**Instruction**
Pick out the lines below with "Velocity" and list them.

Entries taken from a collection
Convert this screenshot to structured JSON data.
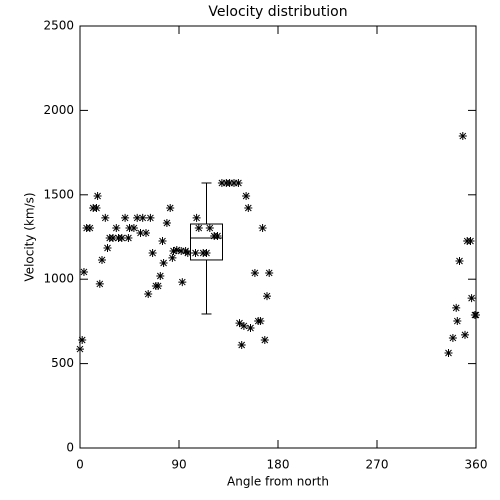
{
  "chart_data": {
    "type": "scatter",
    "title": "Velocity distribution",
    "x_label": "Angle from north",
    "y_label": "Velocity (km/s)",
    "xlim": [
      0,
      360
    ],
    "xticks": [
      0,
      90,
      180,
      270,
      360
    ],
    "ylim": [
      0,
      2500
    ],
    "yticks": [
      0,
      500,
      1000,
      1500,
      2000,
      2500
    ],
    "color": "#000000",
    "marker": "asterisk",
    "x": [
      0,
      2,
      3.6,
      6,
      9,
      12,
      15,
      16,
      18,
      20,
      23,
      25,
      27,
      30,
      33,
      35,
      38,
      41,
      44,
      45,
      49,
      52,
      55,
      57,
      60,
      62,
      64,
      66,
      69,
      71,
      73,
      75,
      76,
      79,
      82,
      84,
      85,
      88,
      92,
      93,
      96,
      98,
      105,
      106,
      108,
      112,
      115,
      118,
      122,
      125,
      129,
      133,
      136,
      140,
      144,
      145,
      147,
      149,
      151,
      153,
      155,
      159,
      162,
      164,
      166,
      168,
      170,
      172,
      335,
      339,
      342,
      343,
      345,
      348,
      350,
      352,
      355,
      356,
      359,
      360
    ],
    "values": [
      586,
      640,
      1043,
      1303,
      1303,
      1422,
      1422,
      1493,
      972,
      1114,
      1363,
      1185,
      1244,
      1244,
      1303,
      1244,
      1244,
      1363,
      1244,
      1303,
      1303,
      1363,
      1274,
      1363,
      1274,
      912,
      1363,
      1155,
      960,
      960,
      1019,
      1226,
      1096,
      1333,
      1422,
      1126,
      1167,
      1173,
      1167,
      983,
      1167,
      1155,
      1155,
      1363,
      1303,
      1155,
      1155,
      1303,
      1256,
      1256,
      1570,
      1570,
      1570,
      1570,
      1570,
      740,
      610,
      723,
      1493,
      1422,
      711,
      1037,
      752,
      752,
      1303,
      640,
      900,
      1037,
      563,
      652,
      830,
      752,
      1108,
      1848,
      670,
      1226,
      1226,
      888,
      788,
      788
    ],
    "box": {
      "position": 115,
      "whisker_low": 794,
      "q1": 1114,
      "median": 1244,
      "q3": 1327,
      "whisker_high": 1570
    }
  }
}
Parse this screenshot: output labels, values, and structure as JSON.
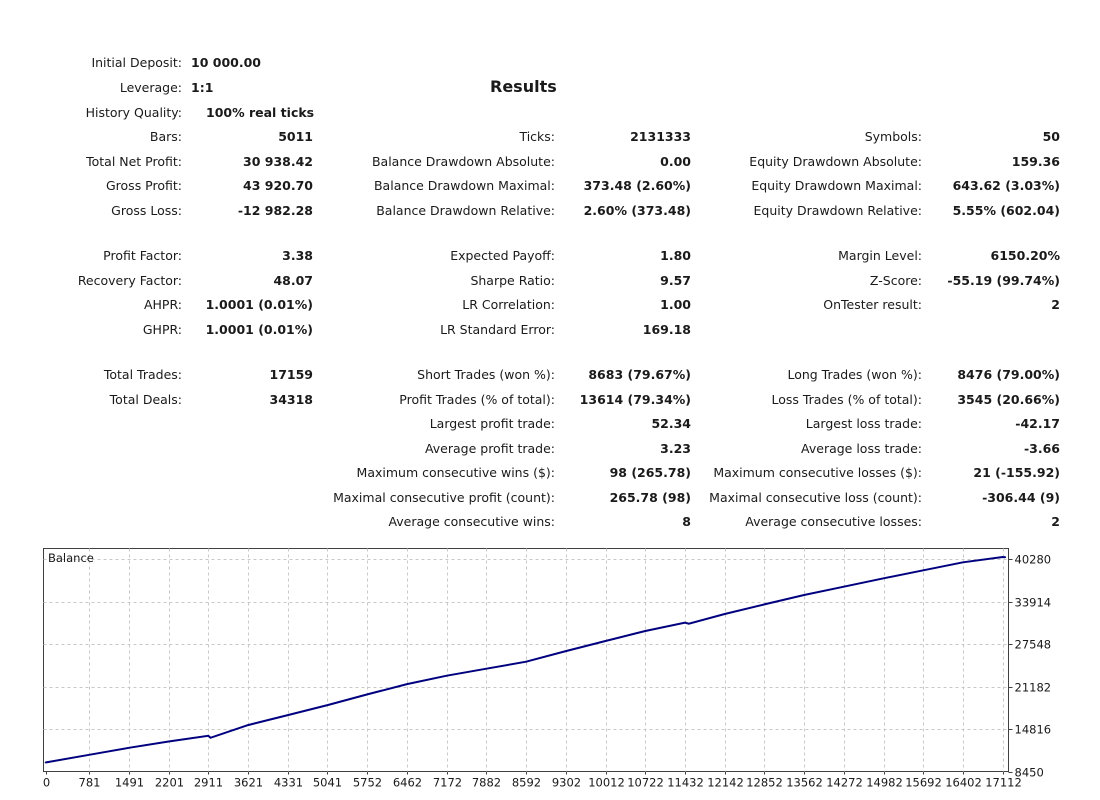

**Solution for this task**
    "title": "Velocity distribution",
    "y_label": "Velocity (km/s)",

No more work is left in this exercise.